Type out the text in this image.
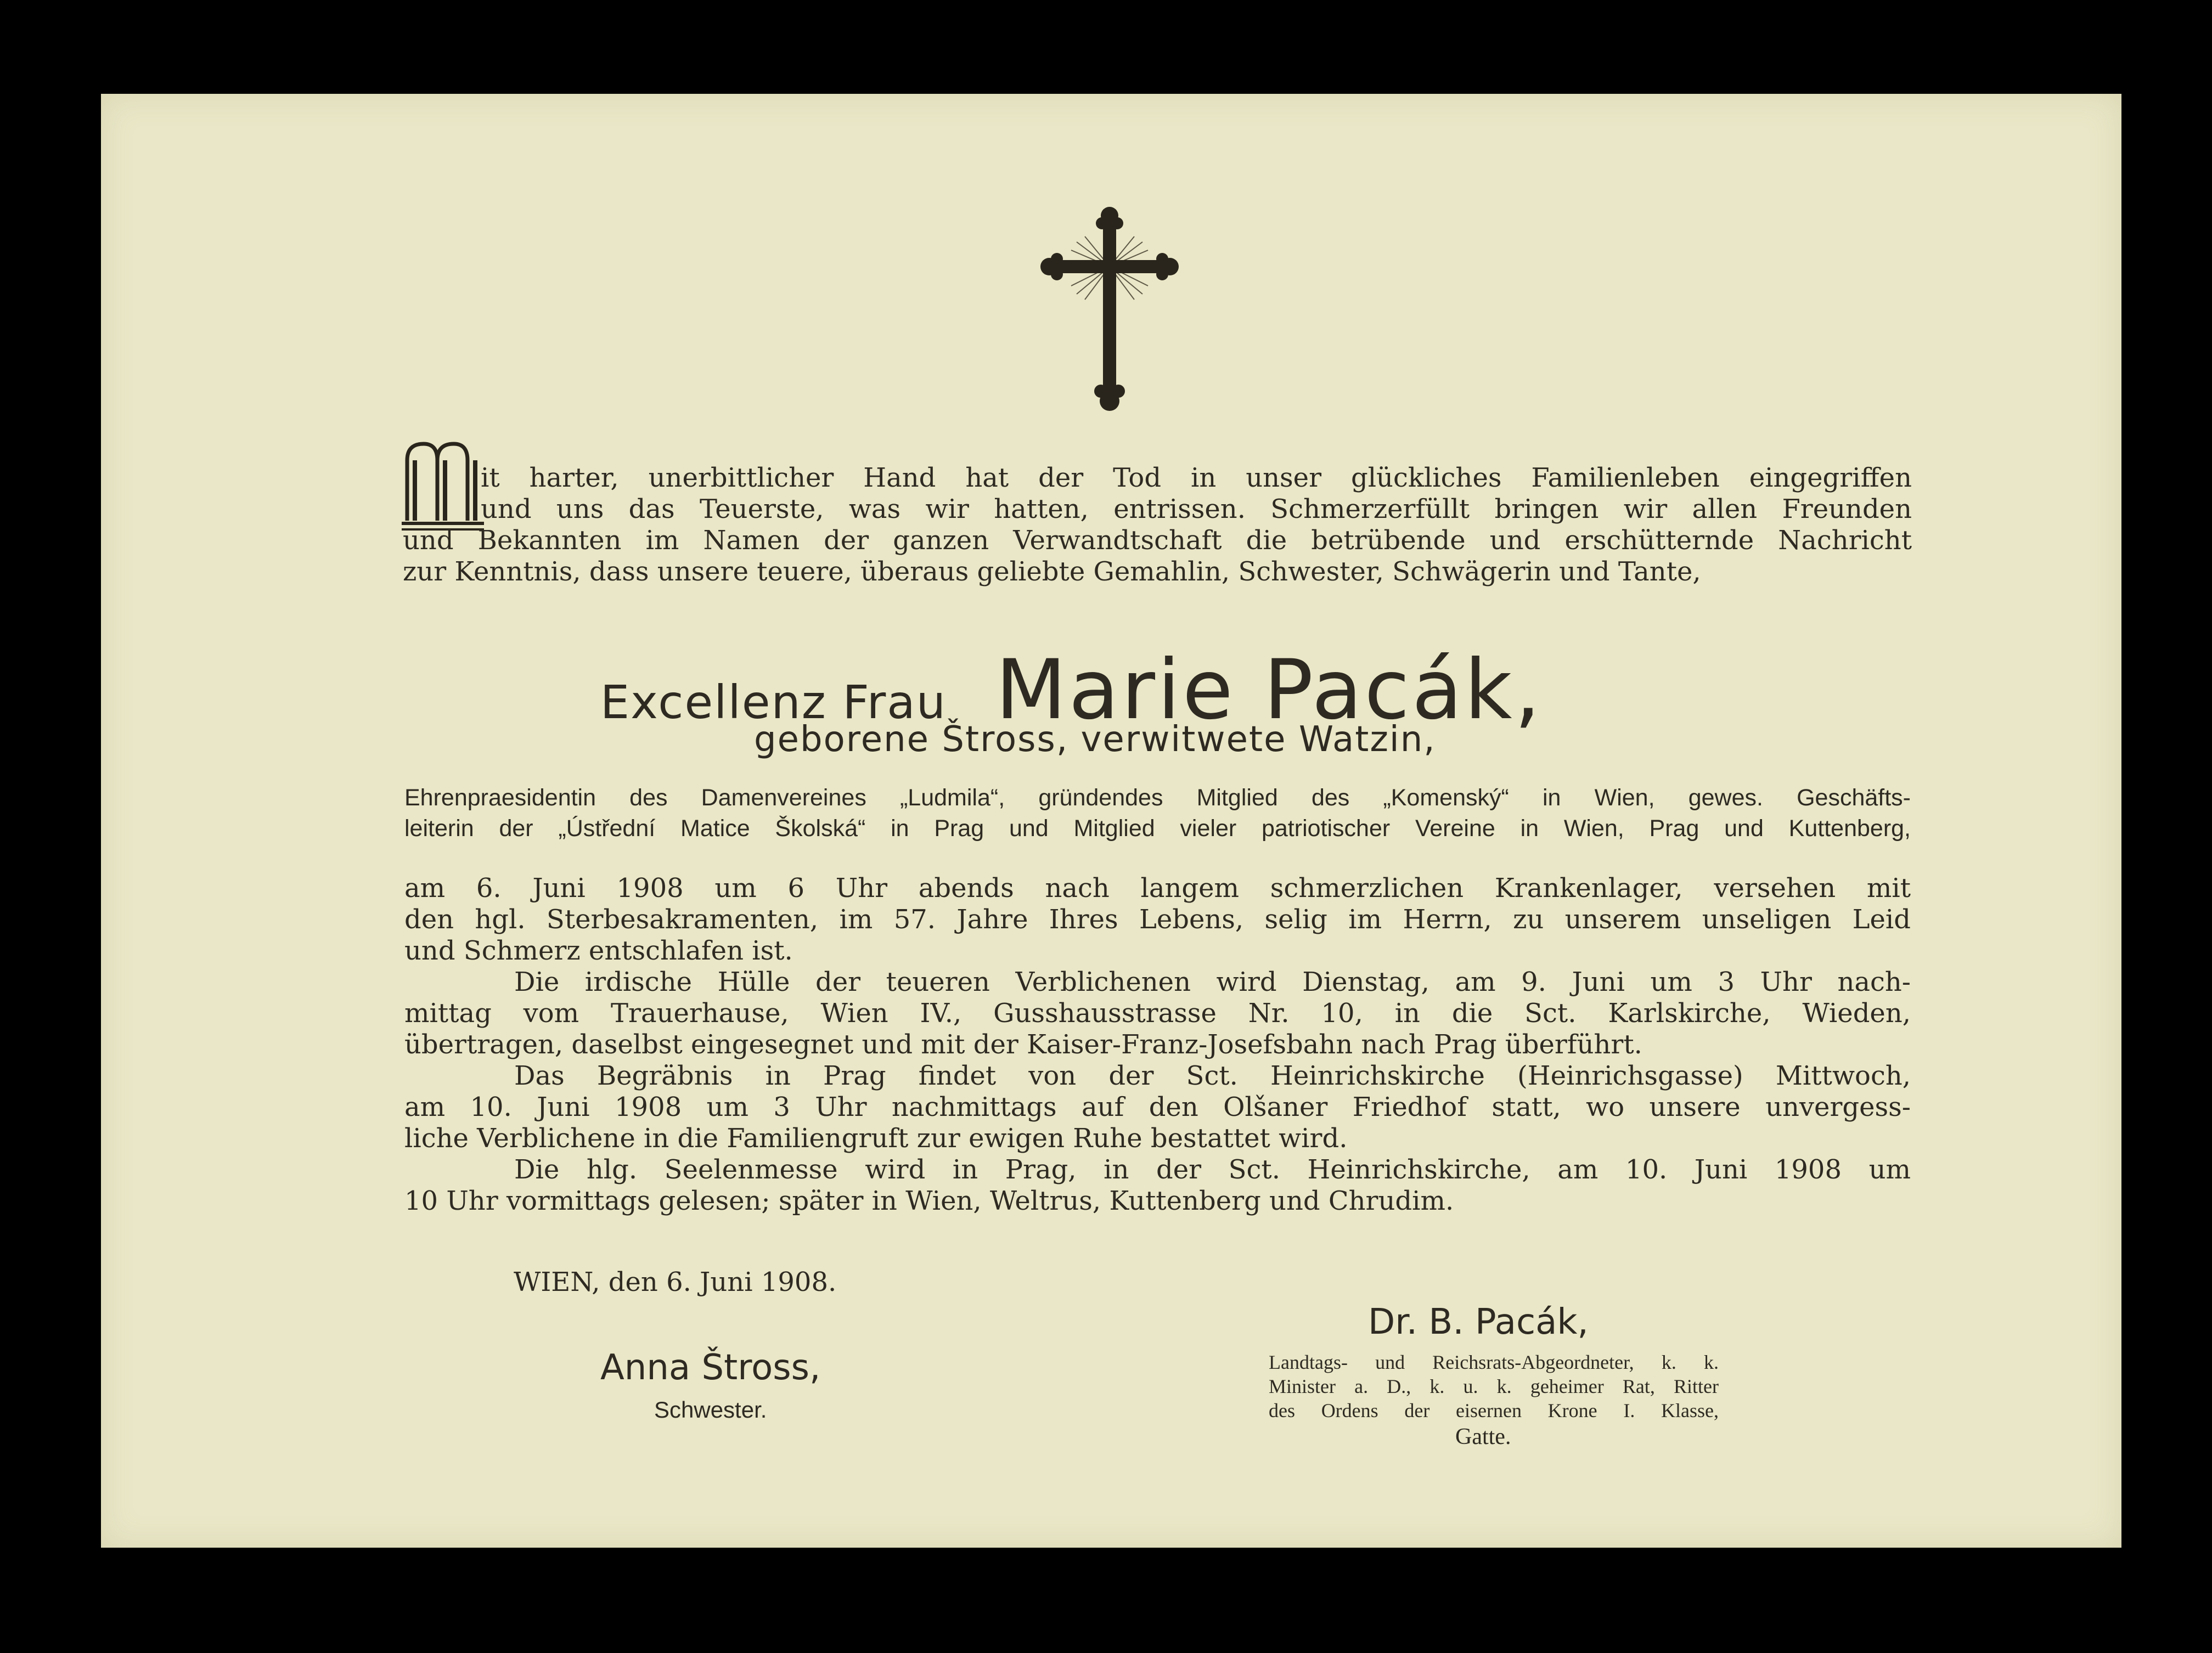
it harter, unerbittlicher Hand hat der Tod in unser glückliches Familienleben eingegriffen
und uns das Teuerste, was wir hatten, entrissen. Schmerzerfüllt bringen wir allen Freunden
und Bekannten im Namen der ganzen Verwandtschaft die betrübende und erschütternde Nachricht
zur Kenntnis, dass unsere teuere, überaus geliebte Gemahlin, Schwester, Schwägerin und Tante,
Excellenz Frau Marie Pacák,
geborene Štross, verwitwete Watzin,
Ehrenpraesidentin des Damenvereines „Ludmila“, gründendes Mitglied des „Komenský“ in Wien, gewes. Geschäfts-
leiterin der „Ústřední Matice Školská“ in Prag und Mitglied vieler patriotischer Vereine in Wien, Prag und Kuttenberg,
am 6. Juni 1908 um 6 Uhr abends nach langem schmerzlichen Krankenlager, versehen mit
den hgl. Sterbesakramenten, im 57. Jahre Ihres Lebens, selig im Herrn, zu unserem unseligen Leid
und Schmerz entschlafen ist.
Die irdische Hülle der teueren Verblichenen wird Dienstag, am 9. Juni um 3 Uhr nach-
mittag vom Trauerhause, Wien IV., Gusshausstrasse Nr. 10, in die Sct. Karlskirche, Wieden,
übertragen, daselbst eingesegnet und mit der Kaiser-Franz-Josefsbahn nach Prag überführt.
Das Begräbnis in Prag findet von der Sct. Heinrichskirche (Heinrichsgasse) Mittwoch,
am 10. Juni 1908 um 3 Uhr nachmittags auf den Olšaner Friedhof statt, wo unsere unvergess-
liche Verblichene in die Familiengruft zur ewigen Ruhe bestattet wird.
Die hlg. Seelenmesse wird in Prag, in der Sct. Heinrichskirche, am 10. Juni 1908 um
10 Uhr vormittags gelesen; später in Wien, Weltrus, Kuttenberg und Chrudim.
WIEN, den 6. Juni 1908.
Anna Štross,
Schwester.
Dr. B. Pacák,
Landtags- und Reichsrats-Abgeordneter, k. k.
Minister a. D., k. u. k. geheimer Rat, Ritter
des Ordens der eisernen Krone I. Klasse,
Gatte.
_ _ _ _
Objective:
Transcribe all entries above exactly. Drop the pictures.

Result below:
Type out the text in this image.
it harter, unerbittlicher Hand hat der Tod in unser glückliches Familienleben eingegriffen
und uns das Teuerste, was wir hatten, entrissen. Schmerzerfüllt bringen wir allen Freunden
und Bekannten im Namen der ganzen Verwandtschaft die betrübende und erschütternde Nachricht
zur Kenntnis, dass unsere teuere, überaus geliebte Gemahlin, Schwester, Schwägerin und Tante,
Excellenz Frau Marie Pacák,
geborene Štross, verwitwete Watzin,
Ehrenpraesidentin des Damenvereines „Ludmila“, gründendes Mitglied des „Komenský“ in Wien, gewes. Geschäfts-
leiterin der „Ústřední Matice Školská“ in Prag und Mitglied vieler patriotischer Vereine in Wien, Prag und Kuttenberg,
am 6. Juni 1908 um 6 Uhr abends nach langem schmerzlichen Krankenlager, versehen mit
den hgl. Sterbesakramenten, im 57. Jahre Ihres Lebens, selig im Herrn, zu unserem unseligen Leid
und Schmerz entschlafen ist.
Die irdische Hülle der teueren Verblichenen wird Dienstag, am 9. Juni um 3 Uhr nach-
mittag vom Trauerhause, Wien IV., Gusshausstrasse Nr. 10, in die Sct. Karlskirche, Wieden,
übertragen, daselbst eingesegnet und mit der Kaiser-Franz-Josefsbahn nach Prag überführt.
Das Begräbnis in Prag findet von der Sct. Heinrichskirche (Heinrichsgasse) Mittwoch,
am 10. Juni 1908 um 3 Uhr nachmittags auf den Olšaner Friedhof statt, wo unsere unvergess-
liche Verblichene in die Familiengruft zur ewigen Ruhe bestattet wird.
Die hlg. Seelenmesse wird in Prag, in der Sct. Heinrichskirche, am 10. Juni 1908 um
10 Uhr vormittags gelesen; später in Wien, Weltrus, Kuttenberg und Chrudim.
WIEN, den 6. Juni 1908.
Anna Štross,
Schwester.
Dr. B. Pacák,
Landtags- und Reichsrats-Abgeordneter, k. k.
Minister a. D., k. u. k. geheimer Rat, Ritter
des Ordens der eisernen Krone I. Klasse,
Gatte.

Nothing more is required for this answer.